BEGIN INPUT ROWS

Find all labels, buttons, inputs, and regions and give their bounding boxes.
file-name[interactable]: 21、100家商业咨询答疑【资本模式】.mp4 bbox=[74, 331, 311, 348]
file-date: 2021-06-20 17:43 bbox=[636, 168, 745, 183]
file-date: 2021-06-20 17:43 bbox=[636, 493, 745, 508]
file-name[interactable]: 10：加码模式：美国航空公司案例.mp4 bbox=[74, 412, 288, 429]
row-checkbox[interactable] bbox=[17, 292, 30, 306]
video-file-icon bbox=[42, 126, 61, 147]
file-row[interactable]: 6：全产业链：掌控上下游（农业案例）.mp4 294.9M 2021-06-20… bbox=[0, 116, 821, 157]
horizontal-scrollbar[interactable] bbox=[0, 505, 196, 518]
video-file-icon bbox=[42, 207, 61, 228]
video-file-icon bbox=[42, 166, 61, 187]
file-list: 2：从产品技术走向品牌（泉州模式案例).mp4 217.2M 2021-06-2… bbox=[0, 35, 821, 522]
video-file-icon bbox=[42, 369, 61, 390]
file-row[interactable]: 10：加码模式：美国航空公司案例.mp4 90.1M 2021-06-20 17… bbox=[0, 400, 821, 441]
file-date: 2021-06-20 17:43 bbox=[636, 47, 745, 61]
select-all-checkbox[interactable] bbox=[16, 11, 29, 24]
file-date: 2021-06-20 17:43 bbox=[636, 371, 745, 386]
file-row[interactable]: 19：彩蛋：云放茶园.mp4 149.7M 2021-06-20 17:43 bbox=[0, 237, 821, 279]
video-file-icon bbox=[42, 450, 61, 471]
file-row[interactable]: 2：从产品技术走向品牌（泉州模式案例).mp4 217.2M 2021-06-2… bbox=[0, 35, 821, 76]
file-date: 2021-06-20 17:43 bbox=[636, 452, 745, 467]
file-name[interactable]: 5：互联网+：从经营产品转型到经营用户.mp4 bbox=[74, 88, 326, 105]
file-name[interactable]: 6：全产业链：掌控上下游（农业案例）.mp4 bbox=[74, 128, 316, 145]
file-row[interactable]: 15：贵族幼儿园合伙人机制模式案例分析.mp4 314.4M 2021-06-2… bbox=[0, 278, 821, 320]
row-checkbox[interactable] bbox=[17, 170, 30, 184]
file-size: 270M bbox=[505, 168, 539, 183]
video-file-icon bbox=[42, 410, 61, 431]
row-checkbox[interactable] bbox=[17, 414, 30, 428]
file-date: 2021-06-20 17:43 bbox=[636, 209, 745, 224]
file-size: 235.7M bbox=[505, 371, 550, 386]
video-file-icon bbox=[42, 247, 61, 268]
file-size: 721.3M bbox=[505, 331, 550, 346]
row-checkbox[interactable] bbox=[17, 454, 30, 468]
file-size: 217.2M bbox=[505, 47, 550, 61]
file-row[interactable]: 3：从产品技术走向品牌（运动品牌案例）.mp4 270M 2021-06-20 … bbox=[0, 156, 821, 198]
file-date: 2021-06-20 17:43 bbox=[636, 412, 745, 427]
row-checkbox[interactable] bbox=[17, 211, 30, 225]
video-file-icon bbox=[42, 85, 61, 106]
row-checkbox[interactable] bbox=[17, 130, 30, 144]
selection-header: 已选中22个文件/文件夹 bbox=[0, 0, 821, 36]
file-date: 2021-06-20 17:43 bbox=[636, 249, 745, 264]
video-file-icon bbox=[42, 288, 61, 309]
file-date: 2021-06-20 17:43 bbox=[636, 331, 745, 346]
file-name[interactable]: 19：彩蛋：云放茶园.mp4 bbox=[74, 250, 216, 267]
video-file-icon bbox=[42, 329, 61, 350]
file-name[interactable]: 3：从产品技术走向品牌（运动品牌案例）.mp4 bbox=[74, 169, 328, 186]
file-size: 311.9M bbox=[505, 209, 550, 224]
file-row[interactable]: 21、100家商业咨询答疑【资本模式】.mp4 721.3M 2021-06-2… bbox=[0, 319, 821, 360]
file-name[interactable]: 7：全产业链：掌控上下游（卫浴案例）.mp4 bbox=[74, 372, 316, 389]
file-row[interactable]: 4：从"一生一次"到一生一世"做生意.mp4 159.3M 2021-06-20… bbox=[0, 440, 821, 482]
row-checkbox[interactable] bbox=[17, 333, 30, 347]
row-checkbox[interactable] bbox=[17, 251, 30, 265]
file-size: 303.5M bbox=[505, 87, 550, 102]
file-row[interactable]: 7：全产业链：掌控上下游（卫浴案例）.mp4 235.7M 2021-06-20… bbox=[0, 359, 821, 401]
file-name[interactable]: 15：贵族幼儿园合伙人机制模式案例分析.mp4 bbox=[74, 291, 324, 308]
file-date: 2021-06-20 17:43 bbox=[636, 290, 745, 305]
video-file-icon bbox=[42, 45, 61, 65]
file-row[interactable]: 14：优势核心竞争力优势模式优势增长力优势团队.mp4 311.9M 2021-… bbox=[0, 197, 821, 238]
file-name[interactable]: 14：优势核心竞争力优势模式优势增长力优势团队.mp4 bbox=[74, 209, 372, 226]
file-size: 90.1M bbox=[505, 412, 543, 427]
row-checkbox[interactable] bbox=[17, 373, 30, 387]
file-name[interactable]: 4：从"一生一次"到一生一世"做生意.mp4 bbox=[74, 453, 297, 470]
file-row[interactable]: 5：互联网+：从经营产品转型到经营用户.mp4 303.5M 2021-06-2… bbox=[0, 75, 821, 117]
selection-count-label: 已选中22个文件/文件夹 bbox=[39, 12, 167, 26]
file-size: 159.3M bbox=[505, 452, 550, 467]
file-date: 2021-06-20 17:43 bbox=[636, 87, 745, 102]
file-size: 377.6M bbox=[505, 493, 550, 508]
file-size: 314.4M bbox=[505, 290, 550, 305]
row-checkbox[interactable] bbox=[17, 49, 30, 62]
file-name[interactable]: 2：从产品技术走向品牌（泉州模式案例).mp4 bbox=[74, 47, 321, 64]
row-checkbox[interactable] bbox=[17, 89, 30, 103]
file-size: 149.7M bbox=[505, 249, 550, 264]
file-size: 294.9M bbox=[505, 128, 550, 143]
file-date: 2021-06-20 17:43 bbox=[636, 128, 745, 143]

END INPUT ROWS

WORK INSTRUCTIONS | Copy every line of the entries above verbatim, from start to finish.

TASK ANSWER |
Find all labels, buttons, inputs, and regions and give their bounding boxes.
file-name[interactable]: 21、100家商业咨询答疑【资本模式】.mp4 bbox=[74, 331, 311, 348]
file-date: 2021-06-20 17:43 bbox=[636, 168, 745, 183]
file-date: 2021-06-20 17:43 bbox=[636, 493, 745, 508]
file-name[interactable]: 10：加码模式：美国航空公司案例.mp4 bbox=[74, 412, 288, 429]
row-checkbox[interactable] bbox=[17, 292, 30, 306]
video-file-icon bbox=[42, 126, 61, 147]
file-row[interactable]: 6：全产业链：掌控上下游（农业案例）.mp4 294.9M 2021-06-20… bbox=[0, 116, 821, 157]
horizontal-scrollbar[interactable] bbox=[0, 505, 196, 518]
video-file-icon bbox=[42, 207, 61, 228]
video-file-icon bbox=[42, 166, 61, 187]
file-list: 2：从产品技术走向品牌（泉州模式案例).mp4 217.2M 2021-06-2… bbox=[0, 35, 821, 522]
video-file-icon bbox=[42, 369, 61, 390]
file-row[interactable]: 10：加码模式：美国航空公司案例.mp4 90.1M 2021-06-20 17… bbox=[0, 400, 821, 441]
file-date: 2021-06-20 17:43 bbox=[636, 47, 745, 61]
select-all-checkbox[interactable] bbox=[16, 11, 29, 24]
file-date: 2021-06-20 17:43 bbox=[636, 371, 745, 386]
file-row[interactable]: 19：彩蛋：云放茶园.mp4 149.7M 2021-06-20 17:43 bbox=[0, 237, 821, 279]
video-file-icon bbox=[42, 450, 61, 471]
file-row[interactable]: 2：从产品技术走向品牌（泉州模式案例).mp4 217.2M 2021-06-2… bbox=[0, 35, 821, 76]
file-date: 2021-06-20 17:43 bbox=[636, 452, 745, 467]
file-name[interactable]: 5：互联网+：从经营产品转型到经营用户.mp4 bbox=[74, 88, 326, 105]
file-name[interactable]: 6：全产业链：掌控上下游（农业案例）.mp4 bbox=[74, 128, 316, 145]
file-row[interactable]: 15：贵族幼儿园合伙人机制模式案例分析.mp4 314.4M 2021-06-2… bbox=[0, 278, 821, 320]
row-checkbox[interactable] bbox=[17, 170, 30, 184]
file-size: 270M bbox=[505, 168, 539, 183]
video-file-icon bbox=[42, 410, 61, 431]
row-checkbox[interactable] bbox=[17, 414, 30, 428]
file-date: 2021-06-20 17:43 bbox=[636, 209, 745, 224]
file-size: 235.7M bbox=[505, 371, 550, 386]
video-file-icon bbox=[42, 247, 61, 268]
file-size: 721.3M bbox=[505, 331, 550, 346]
row-checkbox[interactable] bbox=[17, 454, 30, 468]
file-size: 217.2M bbox=[505, 47, 550, 61]
file-row[interactable]: 3：从产品技术走向品牌（运动品牌案例）.mp4 270M 2021-06-20 … bbox=[0, 156, 821, 198]
file-date: 2021-06-20 17:43 bbox=[636, 412, 745, 427]
row-checkbox[interactable] bbox=[17, 211, 30, 225]
video-file-icon bbox=[42, 85, 61, 106]
row-checkbox[interactable] bbox=[17, 130, 30, 144]
selection-header: 已选中22个文件/文件夹 bbox=[0, 0, 821, 36]
file-date: 2021-06-20 17:43 bbox=[636, 249, 745, 264]
video-file-icon bbox=[42, 288, 61, 309]
file-date: 2021-06-20 17:43 bbox=[636, 331, 745, 346]
file-name[interactable]: 19：彩蛋：云放茶园.mp4 bbox=[74, 250, 216, 267]
video-file-icon bbox=[42, 329, 61, 350]
file-name[interactable]: 3：从产品技术走向品牌（运动品牌案例）.mp4 bbox=[74, 169, 328, 186]
file-size: 311.9M bbox=[505, 209, 550, 224]
file-row[interactable]: 21、100家商业咨询答疑【资本模式】.mp4 721.3M 2021-06-2… bbox=[0, 319, 821, 360]
file-name[interactable]: 7：全产业链：掌控上下游（卫浴案例）.mp4 bbox=[74, 372, 316, 389]
file-row[interactable]: 4：从"一生一次"到一生一世"做生意.mp4 159.3M 2021-06-20… bbox=[0, 440, 821, 482]
row-checkbox[interactable] bbox=[17, 333, 30, 347]
row-checkbox[interactable] bbox=[17, 251, 30, 265]
file-size: 303.5M bbox=[505, 87, 550, 102]
file-row[interactable]: 7：全产业链：掌控上下游（卫浴案例）.mp4 235.7M 2021-06-20… bbox=[0, 359, 821, 401]
file-name[interactable]: 15：贵族幼儿园合伙人机制模式案例分析.mp4 bbox=[74, 291, 324, 308]
file-date: 2021-06-20 17:43 bbox=[636, 290, 745, 305]
video-file-icon bbox=[42, 45, 61, 65]
file-row[interactable]: 14：优势核心竞争力优势模式优势增长力优势团队.mp4 311.9M 2021-… bbox=[0, 197, 821, 238]
file-name[interactable]: 14：优势核心竞争力优势模式优势增长力优势团队.mp4 bbox=[74, 209, 372, 226]
file-size: 90.1M bbox=[505, 412, 543, 427]
row-checkbox[interactable] bbox=[17, 373, 30, 387]
file-name[interactable]: 4：从"一生一次"到一生一世"做生意.mp4 bbox=[74, 453, 297, 470]
file-row[interactable]: 5：互联网+：从经营产品转型到经营用户.mp4 303.5M 2021-06-2… bbox=[0, 75, 821, 117]
selection-count-label: 已选中22个文件/文件夹 bbox=[39, 12, 167, 26]
file-size: 159.3M bbox=[505, 452, 550, 467]
file-date: 2021-06-20 17:43 bbox=[636, 87, 745, 102]
file-size: 377.6M bbox=[505, 493, 550, 508]
file-size: 314.4M bbox=[505, 290, 550, 305]
row-checkbox[interactable] bbox=[17, 49, 30, 62]
file-name[interactable]: 2：从产品技术走向品牌（泉州模式案例).mp4 bbox=[74, 47, 321, 64]
row-checkbox[interactable] bbox=[17, 89, 30, 103]
file-size: 149.7M bbox=[505, 249, 550, 264]
file-size: 294.9M bbox=[505, 128, 550, 143]
file-date: 2021-06-20 17:43 bbox=[636, 128, 745, 143]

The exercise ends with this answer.